INSTRUCTIONS TO FOLLOW
Drop every picture and give the entries back exactly.

# DATA TO USE start

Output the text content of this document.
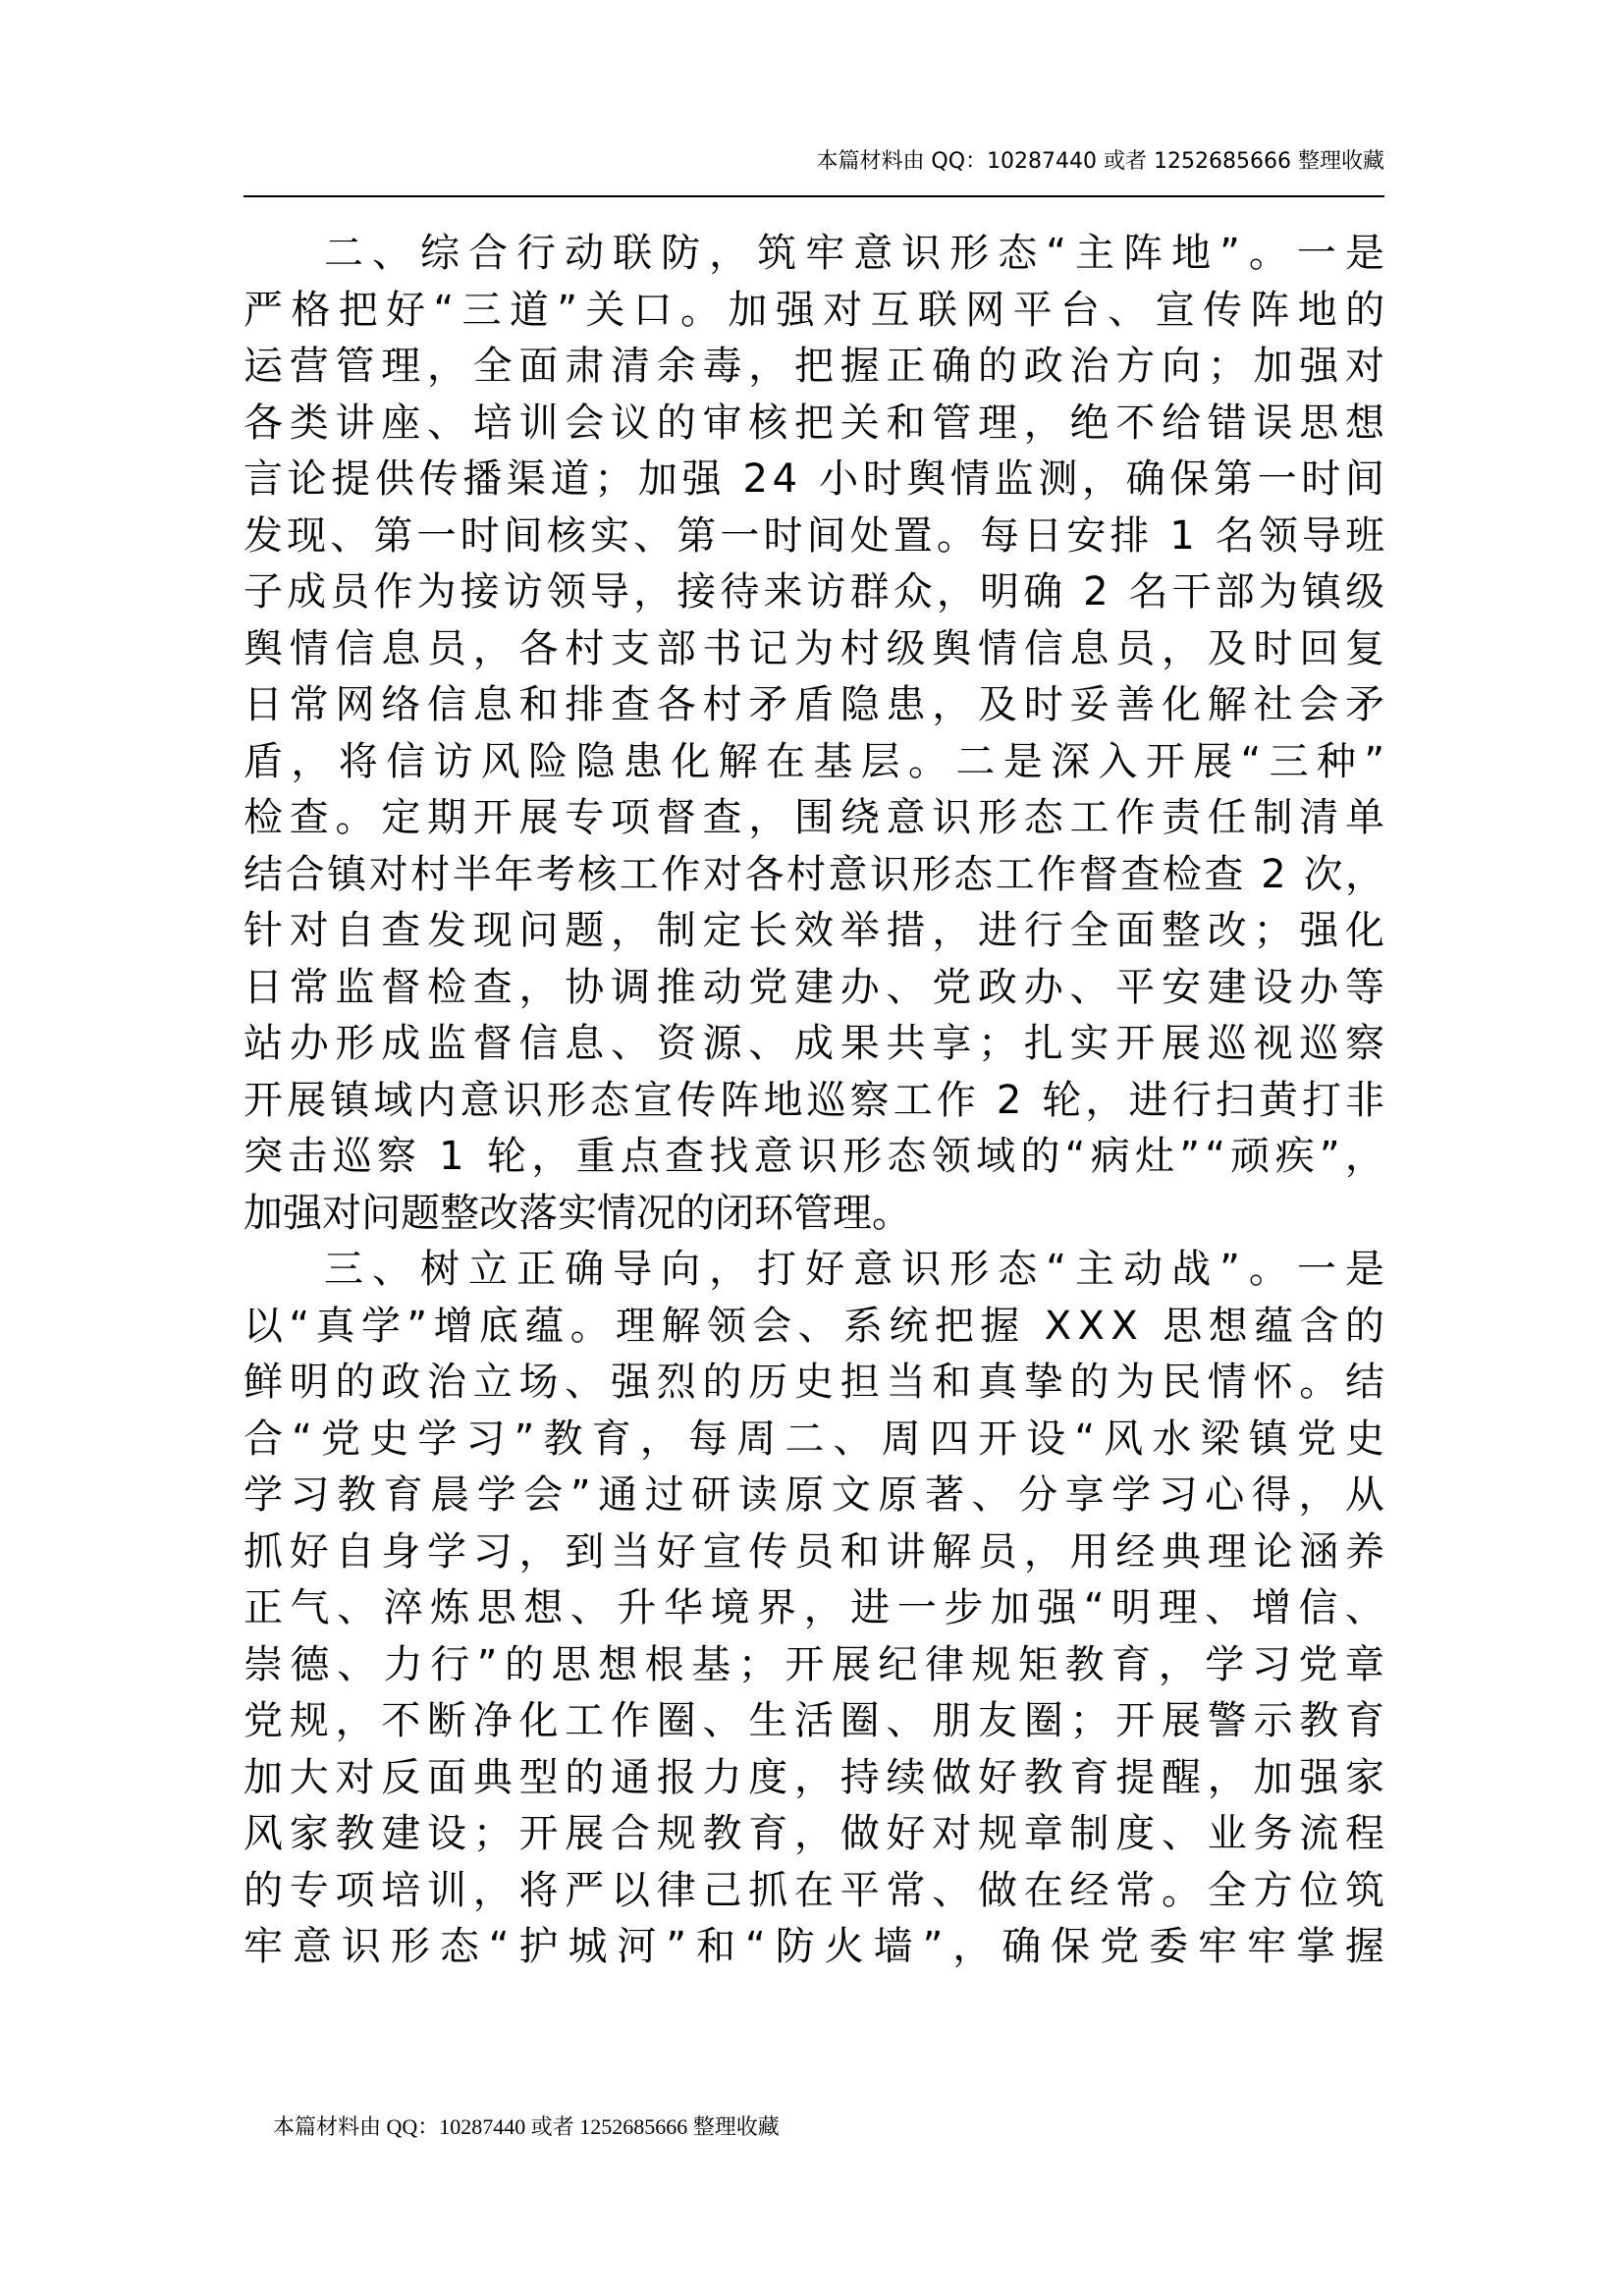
本篇材料由 QQ：10287440 或者 1252685666 整理收藏
二、综合行动联防，筑牢意识形态“主阵地”。一是
严格把好“三道”关口。加强对互联网平台、宣传阵地的
运营管理，全面肃清余毒，把握正确的政治方向；加强对
各类讲座、培训会议的审核把关和管理，绝不给错误思想
言论提供传播渠道；加强 24 小时舆情监测，确保第一时间
发现、第一时间核实、第一时间处置。每日安排 1 名领导班
子成员作为接访领导，接待来访群众，明确 2 名干部为镇级
舆情信息员，各村支部书记为村级舆情信息员，及时回复
日常网络信息和排查各村矛盾隐患，及时妥善化解社会矛
盾，将信访风险隐患化解在基层。二是深入开展“三种”
检查。定期开展专项督查，围绕意识形态工作责任制清单
结合镇对村半年考核工作对各村意识形态工作督查检查 2 次，
针对自查发现问题，制定长效举措，进行全面整改；强化
日常监督检查，协调推动党建办、党政办、平安建设办等
站办形成监督信息、资源、成果共享；扎实开展巡视巡察
开展镇域内意识形态宣传阵地巡察工作 2 轮，进行扫黄打非
突击巡察 1 轮，重点查找意识形态领域的“病灶”“顽疾”，
加强对问题整改落实情况的闭环管理。
三、树立正确导向，打好意识形态“主动战”。一是
以“真学”增底蕴。理解领会、系统把握 XXX 思想蕴含的
鲜明的政治立场、强烈的历史担当和真挚的为民情怀。结
合“党史学习”教育，每周二、周四开设“风水梁镇党史
学习教育晨学会”通过研读原文原著、分享学习心得，从
抓好自身学习，到当好宣传员和讲解员，用经典理论涵养
正气、淬炼思想、升华境界，进一步加强“明理、增信、
崇德、力行”的思想根基；开展纪律规矩教育，学习党章
党规，不断净化工作圈、生活圈、朋友圈；开展警示教育
加大对反面典型的通报力度，持续做好教育提醒，加强家
风家教建设；开展合规教育，做好对规章制度、业务流程
的专项培训，将严以律己抓在平常、做在经常。全方位筑
牢意识形态“护城河”和“防火墙”，确保党委牢牢掌握
本篇材料由 QQ：10287440 或者 1252685666 整理收藏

# DATA TO USE end

EXPECTED ANSWER
Output the text content of this document.
本篇材料由 QQ：10287440 或者 1252685666 整理收藏
二、综合行动联防，筑牢意识形态“主阵地”。一是
严格把好“三道”关口。加强对互联网平台、宣传阵地的
运营管理，全面肃清余毒，把握正确的政治方向；加强对
各类讲座、培训会议的审核把关和管理，绝不给错误思想
言论提供传播渠道；加强 24 小时舆情监测，确保第一时间
发现、第一时间核实、第一时间处置。每日安排 1 名领导班
子成员作为接访领导，接待来访群众，明确 2 名干部为镇级
舆情信息员，各村支部书记为村级舆情信息员，及时回复
日常网络信息和排查各村矛盾隐患，及时妥善化解社会矛
盾，将信访风险隐患化解在基层。二是深入开展“三种”
检查。定期开展专项督查，围绕意识形态工作责任制清单
结合镇对村半年考核工作对各村意识形态工作督查检查 2 次，
针对自查发现问题，制定长效举措，进行全面整改；强化
日常监督检查，协调推动党建办、党政办、平安建设办等
站办形成监督信息、资源、成果共享；扎实开展巡视巡察
开展镇域内意识形态宣传阵地巡察工作 2 轮，进行扫黄打非
突击巡察 1 轮，重点查找意识形态领域的“病灶”“顽疾”，
加强对问题整改落实情况的闭环管理。
三、树立正确导向，打好意识形态“主动战”。一是
以“真学”增底蕴。理解领会、系统把握 XXX 思想蕴含的
鲜明的政治立场、强烈的历史担当和真挚的为民情怀。结
合“党史学习”教育，每周二、周四开设“风水梁镇党史
学习教育晨学会”通过研读原文原著、分享学习心得，从
抓好自身学习，到当好宣传员和讲解员，用经典理论涵养
正气、淬炼思想、升华境界，进一步加强“明理、增信、
崇德、力行”的思想根基；开展纪律规矩教育，学习党章
党规，不断净化工作圈、生活圈、朋友圈；开展警示教育
加大对反面典型的通报力度，持续做好教育提醒，加强家
风家教建设；开展合规教育，做好对规章制度、业务流程
的专项培训，将严以律己抓在平常、做在经常。全方位筑
牢意识形态“护城河”和“防火墙”，确保党委牢牢掌握
本篇材料由 QQ：10287440 或者 1252685666 整理收藏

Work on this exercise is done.